Exactly reproduce the lines that follow.

Stored data entries:
= = =
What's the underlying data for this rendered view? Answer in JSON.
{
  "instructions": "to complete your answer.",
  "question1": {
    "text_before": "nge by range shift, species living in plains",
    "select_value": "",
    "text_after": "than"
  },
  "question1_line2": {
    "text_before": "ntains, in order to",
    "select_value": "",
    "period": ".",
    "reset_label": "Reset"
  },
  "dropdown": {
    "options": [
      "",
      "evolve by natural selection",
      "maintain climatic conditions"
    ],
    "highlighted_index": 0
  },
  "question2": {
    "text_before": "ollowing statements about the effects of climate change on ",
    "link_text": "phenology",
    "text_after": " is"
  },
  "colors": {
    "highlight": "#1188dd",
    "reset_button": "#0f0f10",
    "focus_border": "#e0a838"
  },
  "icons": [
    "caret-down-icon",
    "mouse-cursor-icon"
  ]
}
= = =
SOLUTION TO THE EXERCISE:
What's the underlying data for this rendered view? Answer in JSON.
{
  "instructions": "to complete your answer.",
  "question1": {
    "text_before": "nge by range shift, species living in plains",
    "select_value": "",
    "text_after": "than"
  },
  "question1_line2": {
    "text_before": "ntains, in order to",
    "select_value": "",
    "period": ".",
    "reset_label": "Reset"
  },
  "dropdown": {
    "options": [
      "",
      "evolve by natural selection",
      "maintain climatic conditions"
    ],
    "highlighted_index": 0
  },
  "question2": {
    "text_before": "ollowing statements about the effects of climate change on ",
    "link_text": "phenology",
    "text_after": " is"
  },
  "colors": {
    "highlight": "#1188dd",
    "reset_button": "#0f0f10",
    "focus_border": "#e0a838"
  },
  "icons": [
    "caret-down-icon",
    "mouse-cursor-icon"
  ]
}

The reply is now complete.